— START OF SOURCE DATA —
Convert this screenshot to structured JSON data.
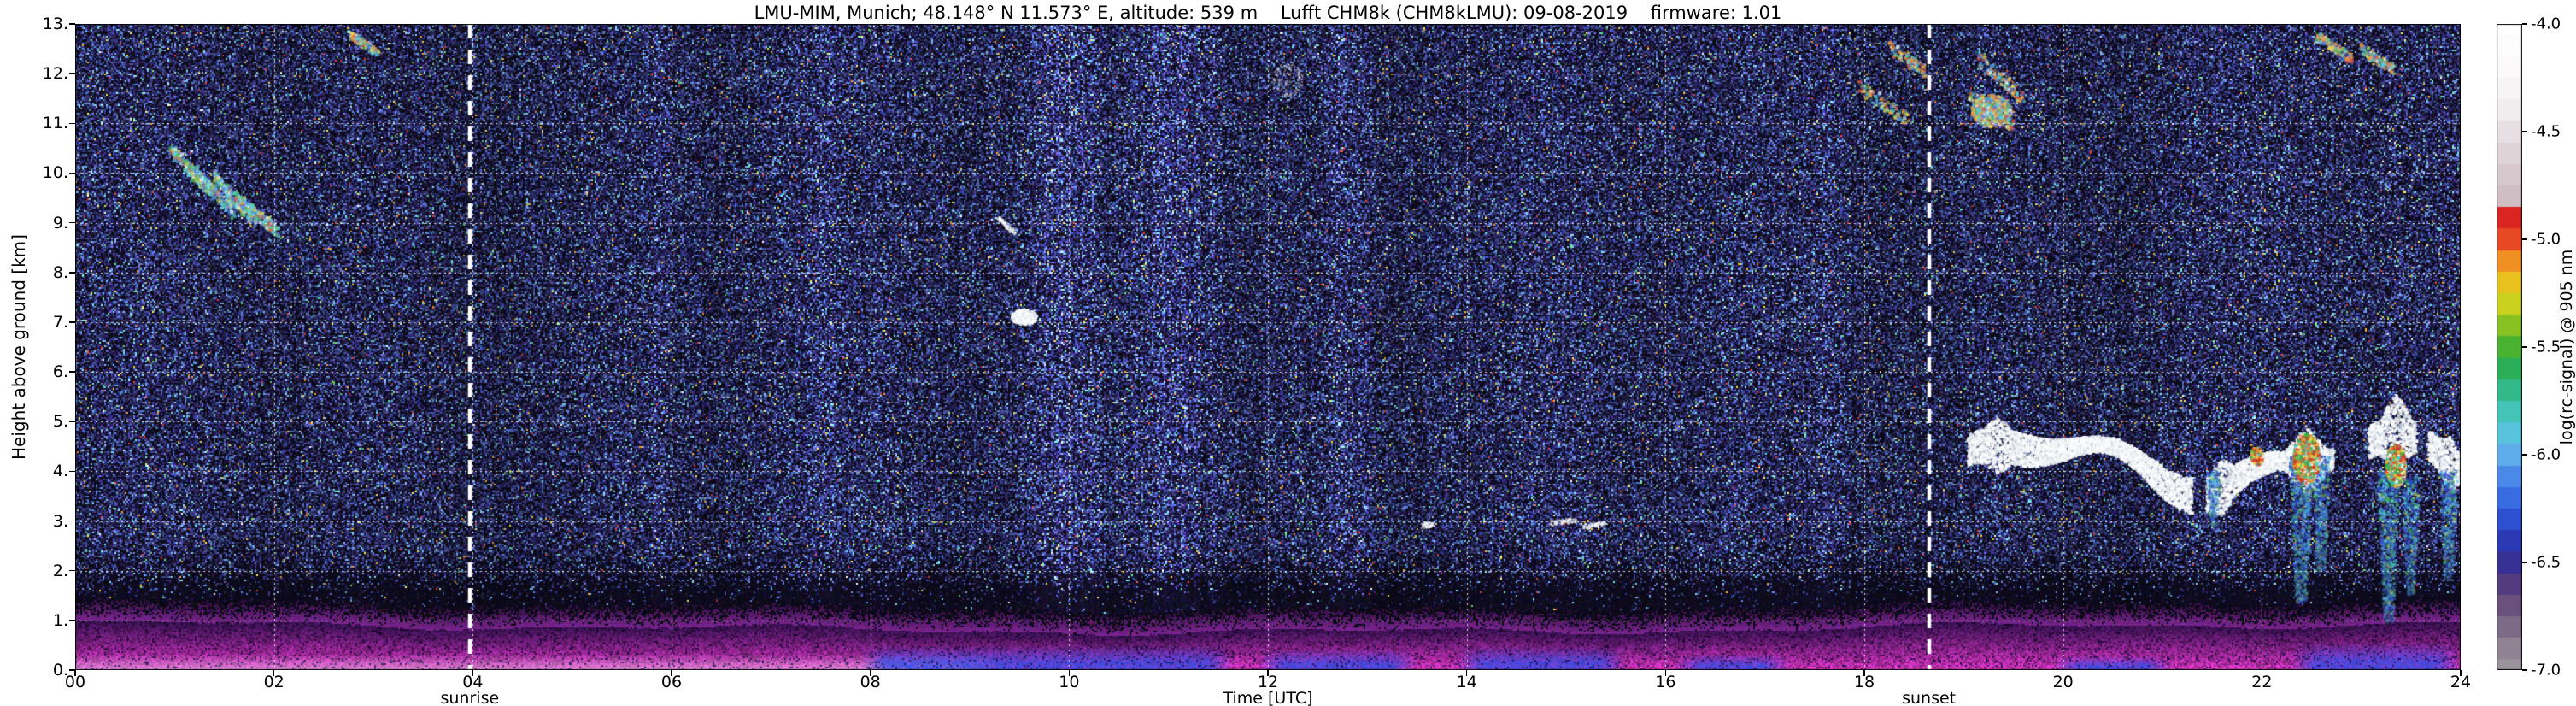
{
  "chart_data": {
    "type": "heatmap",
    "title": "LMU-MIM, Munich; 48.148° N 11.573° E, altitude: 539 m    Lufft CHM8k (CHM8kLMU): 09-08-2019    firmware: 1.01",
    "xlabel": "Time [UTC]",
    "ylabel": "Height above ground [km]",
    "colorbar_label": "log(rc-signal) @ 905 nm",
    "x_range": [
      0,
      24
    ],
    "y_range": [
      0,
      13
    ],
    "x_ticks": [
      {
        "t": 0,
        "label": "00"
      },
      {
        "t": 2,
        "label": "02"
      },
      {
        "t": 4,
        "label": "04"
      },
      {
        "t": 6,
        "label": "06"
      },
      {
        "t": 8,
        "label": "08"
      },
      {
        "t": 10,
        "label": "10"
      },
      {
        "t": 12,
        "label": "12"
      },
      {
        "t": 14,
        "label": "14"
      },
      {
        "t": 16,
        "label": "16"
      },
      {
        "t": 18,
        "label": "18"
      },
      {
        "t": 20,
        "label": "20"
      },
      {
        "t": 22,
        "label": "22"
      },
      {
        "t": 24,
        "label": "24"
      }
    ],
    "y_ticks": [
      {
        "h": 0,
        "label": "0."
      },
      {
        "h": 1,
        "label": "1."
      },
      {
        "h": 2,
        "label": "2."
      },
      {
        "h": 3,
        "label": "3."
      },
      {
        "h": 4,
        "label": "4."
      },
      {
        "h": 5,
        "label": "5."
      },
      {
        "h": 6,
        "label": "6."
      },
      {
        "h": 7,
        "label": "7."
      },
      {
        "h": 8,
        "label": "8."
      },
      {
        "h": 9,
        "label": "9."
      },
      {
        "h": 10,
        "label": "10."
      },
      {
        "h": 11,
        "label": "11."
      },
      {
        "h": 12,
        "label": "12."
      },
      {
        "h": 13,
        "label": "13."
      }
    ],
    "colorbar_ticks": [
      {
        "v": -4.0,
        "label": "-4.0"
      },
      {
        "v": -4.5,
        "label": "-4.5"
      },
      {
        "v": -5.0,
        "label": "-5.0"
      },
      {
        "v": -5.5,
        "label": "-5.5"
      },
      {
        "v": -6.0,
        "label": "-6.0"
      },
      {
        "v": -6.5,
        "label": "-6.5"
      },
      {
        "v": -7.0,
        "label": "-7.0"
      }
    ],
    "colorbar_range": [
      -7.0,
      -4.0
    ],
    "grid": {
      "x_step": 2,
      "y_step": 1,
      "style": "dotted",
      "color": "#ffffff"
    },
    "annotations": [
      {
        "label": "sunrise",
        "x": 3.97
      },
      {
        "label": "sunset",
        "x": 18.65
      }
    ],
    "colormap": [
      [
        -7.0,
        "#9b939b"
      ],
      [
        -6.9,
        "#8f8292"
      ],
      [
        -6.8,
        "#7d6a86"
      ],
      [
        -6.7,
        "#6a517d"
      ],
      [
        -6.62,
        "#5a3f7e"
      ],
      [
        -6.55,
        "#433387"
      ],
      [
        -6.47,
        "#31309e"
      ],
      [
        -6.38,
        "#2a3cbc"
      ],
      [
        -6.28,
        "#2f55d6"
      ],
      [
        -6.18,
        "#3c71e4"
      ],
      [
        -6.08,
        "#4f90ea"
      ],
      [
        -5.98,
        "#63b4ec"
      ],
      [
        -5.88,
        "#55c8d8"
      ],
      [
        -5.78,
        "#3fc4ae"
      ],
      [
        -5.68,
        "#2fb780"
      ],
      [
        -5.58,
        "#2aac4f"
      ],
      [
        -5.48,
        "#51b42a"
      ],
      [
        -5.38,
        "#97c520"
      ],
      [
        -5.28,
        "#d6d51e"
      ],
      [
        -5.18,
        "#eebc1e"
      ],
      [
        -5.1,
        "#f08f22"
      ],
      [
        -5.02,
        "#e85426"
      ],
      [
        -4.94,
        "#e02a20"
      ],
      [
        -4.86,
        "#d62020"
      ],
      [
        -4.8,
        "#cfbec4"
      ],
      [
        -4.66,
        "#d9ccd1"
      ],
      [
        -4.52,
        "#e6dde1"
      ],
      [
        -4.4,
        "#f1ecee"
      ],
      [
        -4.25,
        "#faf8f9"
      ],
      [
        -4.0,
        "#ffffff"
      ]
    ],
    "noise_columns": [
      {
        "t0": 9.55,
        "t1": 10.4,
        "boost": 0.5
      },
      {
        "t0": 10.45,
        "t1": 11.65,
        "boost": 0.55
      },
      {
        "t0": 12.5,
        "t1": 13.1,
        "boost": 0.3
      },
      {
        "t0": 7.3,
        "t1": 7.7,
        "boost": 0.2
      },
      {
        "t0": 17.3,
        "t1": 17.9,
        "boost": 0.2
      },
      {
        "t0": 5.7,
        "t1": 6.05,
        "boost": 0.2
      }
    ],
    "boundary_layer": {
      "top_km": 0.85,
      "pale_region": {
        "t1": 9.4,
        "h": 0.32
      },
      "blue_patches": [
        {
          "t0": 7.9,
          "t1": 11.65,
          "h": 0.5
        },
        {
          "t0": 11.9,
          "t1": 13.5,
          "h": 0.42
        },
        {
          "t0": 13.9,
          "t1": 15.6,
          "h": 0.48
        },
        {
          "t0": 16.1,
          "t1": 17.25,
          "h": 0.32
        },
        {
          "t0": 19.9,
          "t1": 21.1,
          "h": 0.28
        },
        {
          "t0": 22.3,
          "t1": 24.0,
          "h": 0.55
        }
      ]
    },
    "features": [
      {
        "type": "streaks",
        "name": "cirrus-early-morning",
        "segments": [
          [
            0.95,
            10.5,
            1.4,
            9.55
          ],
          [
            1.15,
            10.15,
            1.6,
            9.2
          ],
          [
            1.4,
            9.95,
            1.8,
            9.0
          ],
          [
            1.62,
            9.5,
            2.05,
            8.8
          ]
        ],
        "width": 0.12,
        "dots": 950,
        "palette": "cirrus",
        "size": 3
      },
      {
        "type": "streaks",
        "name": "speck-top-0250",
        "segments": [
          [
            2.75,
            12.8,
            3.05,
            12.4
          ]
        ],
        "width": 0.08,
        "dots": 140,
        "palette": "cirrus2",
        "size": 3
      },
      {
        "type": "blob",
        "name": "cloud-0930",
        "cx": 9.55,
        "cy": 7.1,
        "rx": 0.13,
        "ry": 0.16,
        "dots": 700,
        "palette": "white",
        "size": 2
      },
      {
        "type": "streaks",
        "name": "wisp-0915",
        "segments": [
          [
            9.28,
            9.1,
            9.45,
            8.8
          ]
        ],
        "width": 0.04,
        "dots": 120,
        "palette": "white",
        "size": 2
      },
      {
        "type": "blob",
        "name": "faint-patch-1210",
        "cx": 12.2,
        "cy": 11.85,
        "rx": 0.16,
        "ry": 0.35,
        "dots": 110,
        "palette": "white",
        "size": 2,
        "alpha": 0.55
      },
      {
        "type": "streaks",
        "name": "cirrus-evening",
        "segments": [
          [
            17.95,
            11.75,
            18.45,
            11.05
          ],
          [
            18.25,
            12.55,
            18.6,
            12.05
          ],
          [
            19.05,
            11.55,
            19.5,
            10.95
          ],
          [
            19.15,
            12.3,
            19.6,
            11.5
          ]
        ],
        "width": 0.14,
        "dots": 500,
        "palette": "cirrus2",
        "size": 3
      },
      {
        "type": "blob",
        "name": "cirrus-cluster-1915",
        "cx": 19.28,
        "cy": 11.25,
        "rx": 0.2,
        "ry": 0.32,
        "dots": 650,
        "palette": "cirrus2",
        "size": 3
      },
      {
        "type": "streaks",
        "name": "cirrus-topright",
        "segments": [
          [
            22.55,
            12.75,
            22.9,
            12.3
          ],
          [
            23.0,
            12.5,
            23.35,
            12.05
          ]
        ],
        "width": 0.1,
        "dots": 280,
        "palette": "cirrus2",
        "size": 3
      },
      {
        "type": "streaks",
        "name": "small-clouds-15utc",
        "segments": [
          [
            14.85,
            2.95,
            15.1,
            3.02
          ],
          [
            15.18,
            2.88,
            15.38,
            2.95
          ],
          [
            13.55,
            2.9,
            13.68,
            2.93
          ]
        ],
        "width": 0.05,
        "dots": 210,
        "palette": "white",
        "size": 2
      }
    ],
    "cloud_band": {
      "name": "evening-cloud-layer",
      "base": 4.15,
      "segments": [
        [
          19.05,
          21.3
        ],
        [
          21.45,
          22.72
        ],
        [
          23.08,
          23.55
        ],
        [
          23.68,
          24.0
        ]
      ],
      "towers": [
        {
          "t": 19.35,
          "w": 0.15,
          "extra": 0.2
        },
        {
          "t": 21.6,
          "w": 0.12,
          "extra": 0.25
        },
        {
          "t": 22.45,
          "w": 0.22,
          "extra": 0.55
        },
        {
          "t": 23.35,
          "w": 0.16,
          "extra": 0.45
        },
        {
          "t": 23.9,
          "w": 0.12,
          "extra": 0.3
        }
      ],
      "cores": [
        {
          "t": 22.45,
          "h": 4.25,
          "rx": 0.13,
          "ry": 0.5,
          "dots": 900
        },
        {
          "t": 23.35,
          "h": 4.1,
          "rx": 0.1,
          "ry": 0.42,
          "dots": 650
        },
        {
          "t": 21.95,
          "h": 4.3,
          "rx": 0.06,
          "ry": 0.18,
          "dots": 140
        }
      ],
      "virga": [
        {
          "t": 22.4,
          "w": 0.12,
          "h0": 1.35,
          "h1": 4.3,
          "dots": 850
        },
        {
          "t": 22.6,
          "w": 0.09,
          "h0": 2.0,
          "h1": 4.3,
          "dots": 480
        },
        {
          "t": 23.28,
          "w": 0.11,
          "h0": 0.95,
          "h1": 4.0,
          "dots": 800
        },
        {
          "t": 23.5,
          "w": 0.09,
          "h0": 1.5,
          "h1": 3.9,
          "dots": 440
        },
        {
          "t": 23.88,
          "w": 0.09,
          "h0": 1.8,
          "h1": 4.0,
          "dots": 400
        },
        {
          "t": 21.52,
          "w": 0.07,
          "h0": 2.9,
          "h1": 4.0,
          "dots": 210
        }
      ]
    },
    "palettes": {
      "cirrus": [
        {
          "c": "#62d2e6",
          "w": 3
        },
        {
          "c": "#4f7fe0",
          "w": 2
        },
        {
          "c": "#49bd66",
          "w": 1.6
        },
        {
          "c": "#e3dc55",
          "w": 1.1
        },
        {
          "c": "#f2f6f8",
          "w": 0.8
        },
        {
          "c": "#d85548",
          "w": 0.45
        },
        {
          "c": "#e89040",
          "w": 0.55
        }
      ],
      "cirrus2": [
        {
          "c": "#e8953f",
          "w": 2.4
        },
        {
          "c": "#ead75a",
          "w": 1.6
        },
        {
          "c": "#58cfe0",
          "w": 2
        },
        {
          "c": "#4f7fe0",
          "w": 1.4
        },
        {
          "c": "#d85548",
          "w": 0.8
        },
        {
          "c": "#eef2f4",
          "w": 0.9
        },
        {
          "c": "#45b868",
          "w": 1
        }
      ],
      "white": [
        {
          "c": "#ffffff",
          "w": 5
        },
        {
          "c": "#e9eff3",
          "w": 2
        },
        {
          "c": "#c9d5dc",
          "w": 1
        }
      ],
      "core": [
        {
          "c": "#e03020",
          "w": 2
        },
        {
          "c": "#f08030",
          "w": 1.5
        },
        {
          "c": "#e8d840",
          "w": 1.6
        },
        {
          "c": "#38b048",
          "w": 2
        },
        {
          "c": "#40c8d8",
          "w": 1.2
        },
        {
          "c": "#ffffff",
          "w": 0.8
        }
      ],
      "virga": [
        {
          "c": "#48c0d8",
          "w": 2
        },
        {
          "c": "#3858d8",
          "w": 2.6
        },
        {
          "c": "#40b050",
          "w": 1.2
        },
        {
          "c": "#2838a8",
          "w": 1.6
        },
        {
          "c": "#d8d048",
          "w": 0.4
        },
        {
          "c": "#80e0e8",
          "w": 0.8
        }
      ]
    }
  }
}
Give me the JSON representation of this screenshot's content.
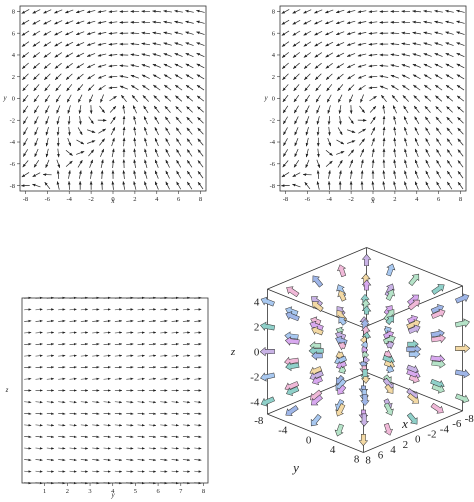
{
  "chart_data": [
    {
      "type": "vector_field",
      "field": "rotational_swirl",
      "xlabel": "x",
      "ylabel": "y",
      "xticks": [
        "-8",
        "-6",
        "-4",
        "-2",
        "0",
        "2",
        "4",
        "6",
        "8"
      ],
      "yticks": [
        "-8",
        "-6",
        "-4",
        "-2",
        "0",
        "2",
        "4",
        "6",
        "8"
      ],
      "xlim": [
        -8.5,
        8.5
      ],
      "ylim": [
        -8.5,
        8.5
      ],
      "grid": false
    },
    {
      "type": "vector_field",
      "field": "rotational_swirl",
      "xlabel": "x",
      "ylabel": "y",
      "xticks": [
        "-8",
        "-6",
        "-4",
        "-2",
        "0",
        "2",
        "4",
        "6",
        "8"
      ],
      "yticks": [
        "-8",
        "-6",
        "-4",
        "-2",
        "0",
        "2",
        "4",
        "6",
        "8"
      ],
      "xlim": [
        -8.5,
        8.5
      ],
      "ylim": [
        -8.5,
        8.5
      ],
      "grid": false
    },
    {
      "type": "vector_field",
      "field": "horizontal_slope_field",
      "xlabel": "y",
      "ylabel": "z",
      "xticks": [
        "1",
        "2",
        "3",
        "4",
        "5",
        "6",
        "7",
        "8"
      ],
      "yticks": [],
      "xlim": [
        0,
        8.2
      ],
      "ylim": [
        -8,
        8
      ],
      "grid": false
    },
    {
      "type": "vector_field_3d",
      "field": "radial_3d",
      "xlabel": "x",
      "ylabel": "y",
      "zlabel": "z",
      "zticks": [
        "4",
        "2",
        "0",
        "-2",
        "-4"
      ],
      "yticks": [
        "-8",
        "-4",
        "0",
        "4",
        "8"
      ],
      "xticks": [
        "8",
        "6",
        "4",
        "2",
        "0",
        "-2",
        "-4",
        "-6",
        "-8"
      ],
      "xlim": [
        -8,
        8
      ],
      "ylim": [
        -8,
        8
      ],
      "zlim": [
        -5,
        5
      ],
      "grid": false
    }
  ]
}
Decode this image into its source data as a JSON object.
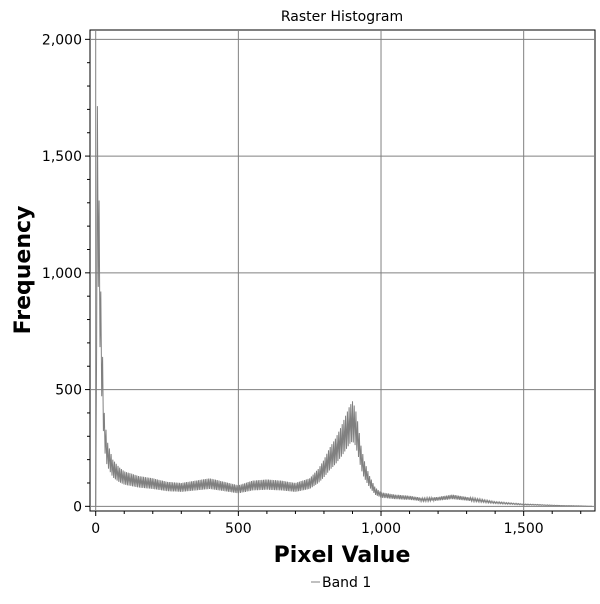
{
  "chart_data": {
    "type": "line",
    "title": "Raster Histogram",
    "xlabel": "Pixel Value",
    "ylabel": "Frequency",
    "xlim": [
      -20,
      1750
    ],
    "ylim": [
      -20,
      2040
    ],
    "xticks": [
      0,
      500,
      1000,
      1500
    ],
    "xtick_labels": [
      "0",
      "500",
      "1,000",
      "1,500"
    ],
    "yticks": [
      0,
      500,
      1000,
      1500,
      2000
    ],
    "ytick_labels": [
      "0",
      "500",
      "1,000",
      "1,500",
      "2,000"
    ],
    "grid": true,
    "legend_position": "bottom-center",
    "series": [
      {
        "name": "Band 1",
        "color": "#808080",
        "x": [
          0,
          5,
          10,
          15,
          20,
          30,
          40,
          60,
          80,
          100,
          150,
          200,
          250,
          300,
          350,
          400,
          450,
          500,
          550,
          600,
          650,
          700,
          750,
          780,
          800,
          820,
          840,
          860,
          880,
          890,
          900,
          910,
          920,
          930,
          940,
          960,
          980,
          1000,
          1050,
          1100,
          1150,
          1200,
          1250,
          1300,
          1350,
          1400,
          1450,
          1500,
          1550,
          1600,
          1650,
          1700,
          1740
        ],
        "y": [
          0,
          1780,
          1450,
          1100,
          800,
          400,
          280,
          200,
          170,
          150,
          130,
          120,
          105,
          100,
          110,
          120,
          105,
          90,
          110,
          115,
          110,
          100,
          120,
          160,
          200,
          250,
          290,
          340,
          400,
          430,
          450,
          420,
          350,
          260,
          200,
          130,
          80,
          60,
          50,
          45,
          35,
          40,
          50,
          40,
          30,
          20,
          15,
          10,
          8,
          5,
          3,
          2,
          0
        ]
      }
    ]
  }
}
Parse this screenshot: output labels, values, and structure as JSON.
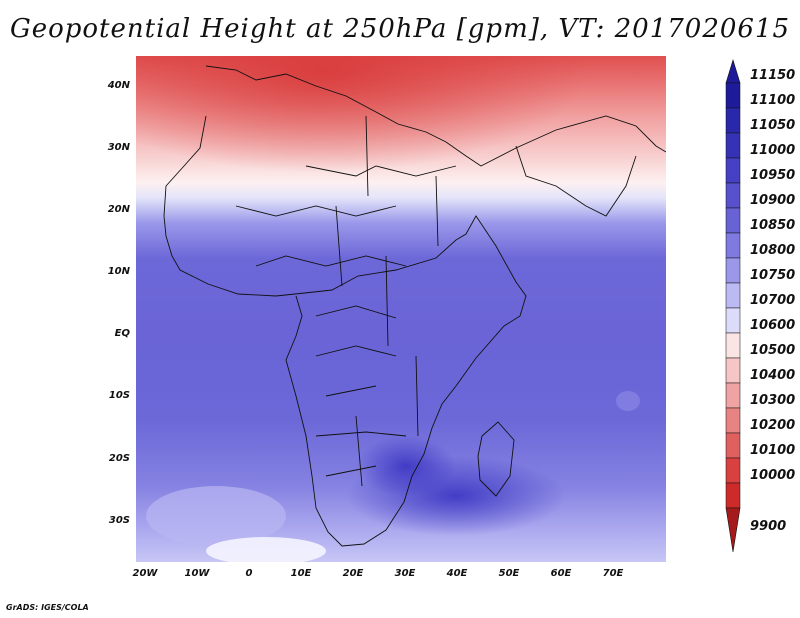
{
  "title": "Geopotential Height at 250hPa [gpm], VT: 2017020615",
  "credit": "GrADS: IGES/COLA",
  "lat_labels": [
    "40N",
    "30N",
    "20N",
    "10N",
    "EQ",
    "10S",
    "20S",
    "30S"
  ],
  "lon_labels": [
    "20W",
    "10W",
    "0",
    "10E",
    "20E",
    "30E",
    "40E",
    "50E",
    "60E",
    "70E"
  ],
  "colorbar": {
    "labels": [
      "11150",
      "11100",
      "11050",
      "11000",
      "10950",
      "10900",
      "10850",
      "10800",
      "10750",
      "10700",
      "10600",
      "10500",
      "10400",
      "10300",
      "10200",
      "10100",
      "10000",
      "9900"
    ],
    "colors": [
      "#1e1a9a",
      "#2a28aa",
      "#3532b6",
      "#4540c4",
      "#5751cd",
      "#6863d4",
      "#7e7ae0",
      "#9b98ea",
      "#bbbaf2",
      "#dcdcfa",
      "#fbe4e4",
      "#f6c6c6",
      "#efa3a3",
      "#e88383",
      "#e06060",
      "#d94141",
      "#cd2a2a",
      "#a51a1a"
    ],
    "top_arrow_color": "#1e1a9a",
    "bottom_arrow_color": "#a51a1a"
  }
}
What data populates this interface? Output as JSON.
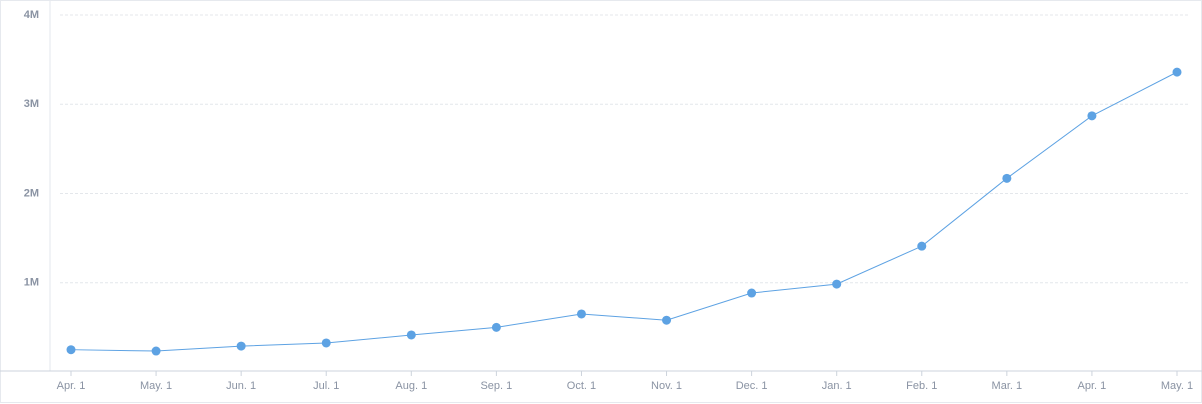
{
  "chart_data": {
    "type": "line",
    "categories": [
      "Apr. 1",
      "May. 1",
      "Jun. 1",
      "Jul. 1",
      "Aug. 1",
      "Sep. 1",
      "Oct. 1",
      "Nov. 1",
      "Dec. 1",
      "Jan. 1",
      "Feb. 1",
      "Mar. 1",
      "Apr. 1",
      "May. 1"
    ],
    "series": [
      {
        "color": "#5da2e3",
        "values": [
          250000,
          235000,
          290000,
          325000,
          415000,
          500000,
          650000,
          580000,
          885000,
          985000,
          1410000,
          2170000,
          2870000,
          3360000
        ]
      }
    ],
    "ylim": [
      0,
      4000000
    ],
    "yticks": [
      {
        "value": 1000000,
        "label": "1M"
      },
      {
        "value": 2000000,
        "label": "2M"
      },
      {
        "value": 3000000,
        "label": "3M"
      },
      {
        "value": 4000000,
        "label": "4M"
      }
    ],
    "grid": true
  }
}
— END OF SOURCE DATA —
### PROBLEM DESCRIPTION:
From the entries above, copy every line containing the word "ffffff".

### FINAL RESULT:
      "color": "#ffffff"
        "#ffffff"
          "c": "#ffffff",
          "c": "#ffffff",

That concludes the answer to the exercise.